>> start RECORD EXTRACTS

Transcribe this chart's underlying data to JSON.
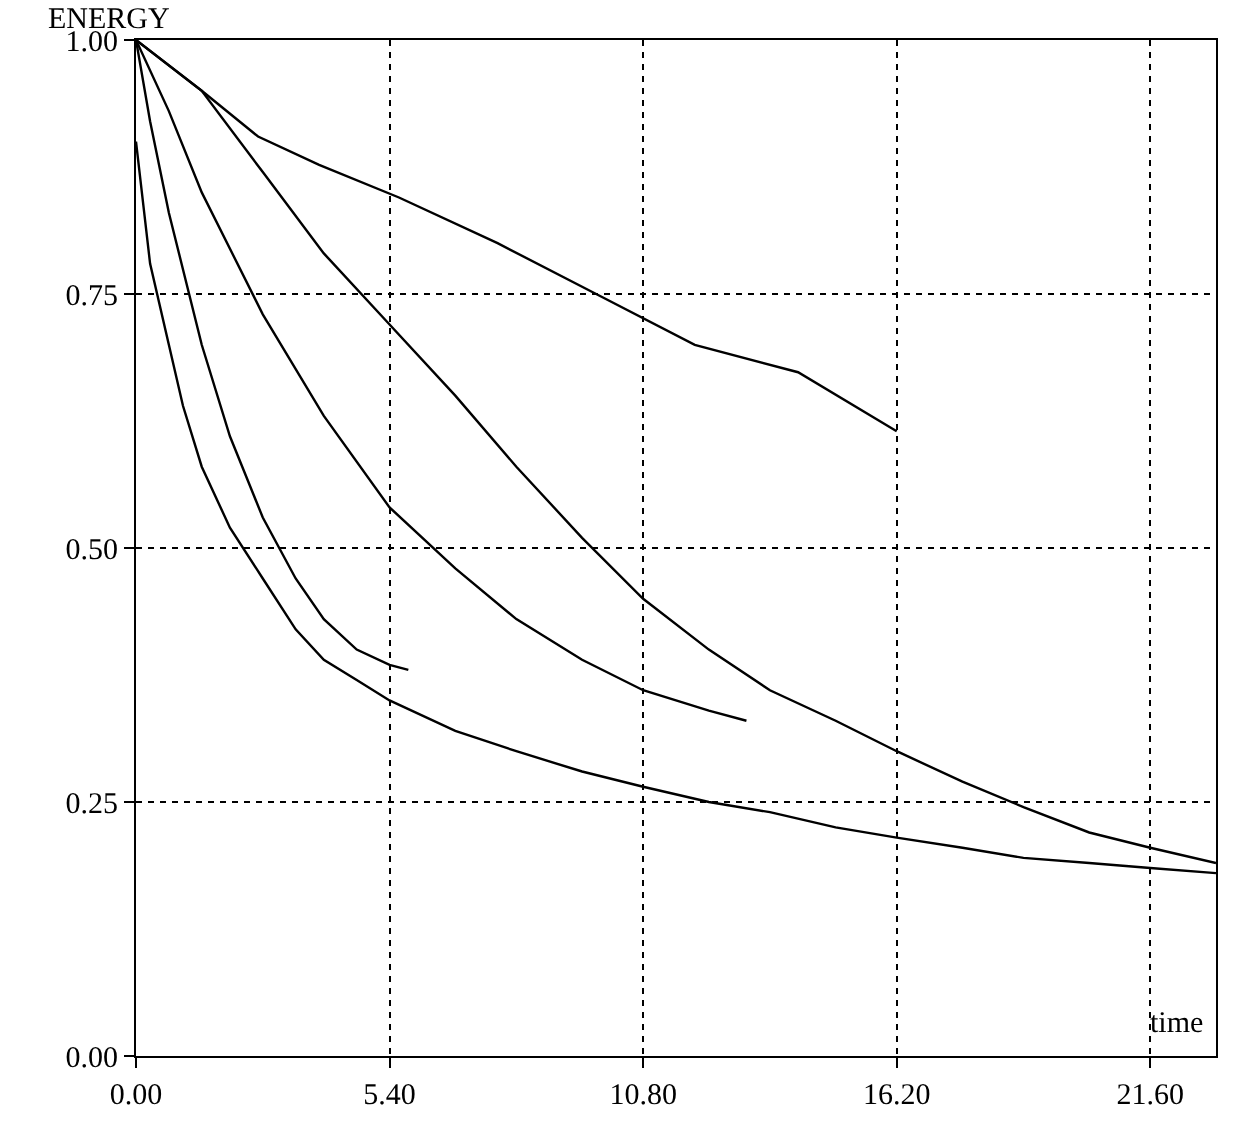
{
  "chart_data": {
    "type": "line",
    "xlabel": "time",
    "ylabel": "ENERGY",
    "xlim": [
      0,
      23.0
    ],
    "ylim": [
      0,
      1.0
    ],
    "xticks": [
      {
        "value": 0,
        "label": "0.00"
      },
      {
        "value": 5.4,
        "label": "5.40"
      },
      {
        "value": 10.8,
        "label": "10.80"
      },
      {
        "value": 16.2,
        "label": "16.20"
      },
      {
        "value": 21.6,
        "label": "21.60"
      }
    ],
    "yticks": [
      {
        "value": 0,
        "label": "0.00"
      },
      {
        "value": 0.25,
        "label": "0.25"
      },
      {
        "value": 0.5,
        "label": "0.50"
      },
      {
        "value": 0.75,
        "label": "0.75"
      },
      {
        "value": 1.0,
        "label": "1.00"
      }
    ],
    "grid": true,
    "marker": "none",
    "line_style": "solid",
    "series": [
      {
        "color": "#000000",
        "x": [
          0,
          1.4,
          2.6,
          3.9,
          5.6,
          7.7,
          9.8,
          11.9,
          14.1,
          16.2
        ],
        "values": [
          1.0,
          0.95,
          0.905,
          0.877,
          0.845,
          0.8,
          0.75,
          0.7,
          0.673,
          0.615
        ]
      },
      {
        "color": "#000000",
        "x": [
          0,
          1.4,
          2.7,
          4.0,
          5.4,
          6.8,
          8.1,
          9.5,
          10.8,
          12.2,
          13.5,
          14.9,
          16.2,
          17.6,
          18.9,
          20.3,
          21.6,
          23.0
        ],
        "values": [
          1.0,
          0.95,
          0.87,
          0.79,
          0.72,
          0.65,
          0.58,
          0.51,
          0.45,
          0.4,
          0.36,
          0.33,
          0.3,
          0.27,
          0.245,
          0.22,
          0.205,
          0.19
        ]
      },
      {
        "color": "#000000",
        "x": [
          0,
          0.7,
          1.4,
          2.7,
          4.0,
          5.4,
          6.8,
          8.1,
          9.5,
          10.8,
          12.2,
          13.0
        ],
        "values": [
          1.0,
          0.93,
          0.85,
          0.73,
          0.63,
          0.54,
          0.48,
          0.43,
          0.39,
          0.36,
          0.34,
          0.33
        ]
      },
      {
        "color": "#000000",
        "x": [
          0,
          0.3,
          0.7,
          1.4,
          2.0,
          2.7,
          3.4,
          4.0,
          4.7,
          5.4,
          5.8
        ],
        "values": [
          1.0,
          0.92,
          0.83,
          0.7,
          0.61,
          0.53,
          0.47,
          0.43,
          0.4,
          0.385,
          0.38
        ]
      },
      {
        "color": "#000000",
        "x": [
          0,
          0.3,
          0.7,
          1.0,
          1.4,
          2.0,
          2.7,
          3.4,
          4.0,
          4.7,
          5.4,
          6.8,
          8.1,
          9.5,
          10.8,
          12.2,
          13.5,
          14.9,
          16.2,
          17.6,
          18.9,
          20.3,
          21.6,
          23.0
        ],
        "values": [
          0.9,
          0.78,
          0.7,
          0.64,
          0.58,
          0.52,
          0.47,
          0.42,
          0.39,
          0.37,
          0.35,
          0.32,
          0.3,
          0.28,
          0.265,
          0.25,
          0.24,
          0.225,
          0.215,
          0.205,
          0.195,
          0.19,
          0.185,
          0.18
        ]
      }
    ]
  }
}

>> end RECORD EXTRACTS

• BRIEF
Set down every entry word for word, but omit the pictures.

• SOLUTION FOR THIS TASK
Transcribe this chart's underlying data to JSON.
{
  "chart_data": {
    "type": "line",
    "xlabel": "time",
    "ylabel": "ENERGY",
    "xlim": [
      0,
      23.0
    ],
    "ylim": [
      0,
      1.0
    ],
    "xticks": [
      {
        "value": 0,
        "label": "0.00"
      },
      {
        "value": 5.4,
        "label": "5.40"
      },
      {
        "value": 10.8,
        "label": "10.80"
      },
      {
        "value": 16.2,
        "label": "16.20"
      },
      {
        "value": 21.6,
        "label": "21.60"
      }
    ],
    "yticks": [
      {
        "value": 0,
        "label": "0.00"
      },
      {
        "value": 0.25,
        "label": "0.25"
      },
      {
        "value": 0.5,
        "label": "0.50"
      },
      {
        "value": 0.75,
        "label": "0.75"
      },
      {
        "value": 1.0,
        "label": "1.00"
      }
    ],
    "grid": true,
    "marker": "none",
    "line_style": "solid",
    "series": [
      {
        "color": "#000000",
        "x": [
          0,
          1.4,
          2.6,
          3.9,
          5.6,
          7.7,
          9.8,
          11.9,
          14.1,
          16.2
        ],
        "values": [
          1.0,
          0.95,
          0.905,
          0.877,
          0.845,
          0.8,
          0.75,
          0.7,
          0.673,
          0.615
        ]
      },
      {
        "color": "#000000",
        "x": [
          0,
          1.4,
          2.7,
          4.0,
          5.4,
          6.8,
          8.1,
          9.5,
          10.8,
          12.2,
          13.5,
          14.9,
          16.2,
          17.6,
          18.9,
          20.3,
          21.6,
          23.0
        ],
        "values": [
          1.0,
          0.95,
          0.87,
          0.79,
          0.72,
          0.65,
          0.58,
          0.51,
          0.45,
          0.4,
          0.36,
          0.33,
          0.3,
          0.27,
          0.245,
          0.22,
          0.205,
          0.19
        ]
      },
      {
        "color": "#000000",
        "x": [
          0,
          0.7,
          1.4,
          2.7,
          4.0,
          5.4,
          6.8,
          8.1,
          9.5,
          10.8,
          12.2,
          13.0
        ],
        "values": [
          1.0,
          0.93,
          0.85,
          0.73,
          0.63,
          0.54,
          0.48,
          0.43,
          0.39,
          0.36,
          0.34,
          0.33
        ]
      },
      {
        "color": "#000000",
        "x": [
          0,
          0.3,
          0.7,
          1.4,
          2.0,
          2.7,
          3.4,
          4.0,
          4.7,
          5.4,
          5.8
        ],
        "values": [
          1.0,
          0.92,
          0.83,
          0.7,
          0.61,
          0.53,
          0.47,
          0.43,
          0.4,
          0.385,
          0.38
        ]
      },
      {
        "color": "#000000",
        "x": [
          0,
          0.3,
          0.7,
          1.0,
          1.4,
          2.0,
          2.7,
          3.4,
          4.0,
          4.7,
          5.4,
          6.8,
          8.1,
          9.5,
          10.8,
          12.2,
          13.5,
          14.9,
          16.2,
          17.6,
          18.9,
          20.3,
          21.6,
          23.0
        ],
        "values": [
          0.9,
          0.78,
          0.7,
          0.64,
          0.58,
          0.52,
          0.47,
          0.42,
          0.39,
          0.37,
          0.35,
          0.32,
          0.3,
          0.28,
          0.265,
          0.25,
          0.24,
          0.225,
          0.215,
          0.205,
          0.195,
          0.19,
          0.185,
          0.18
        ]
      }
    ]
  }
}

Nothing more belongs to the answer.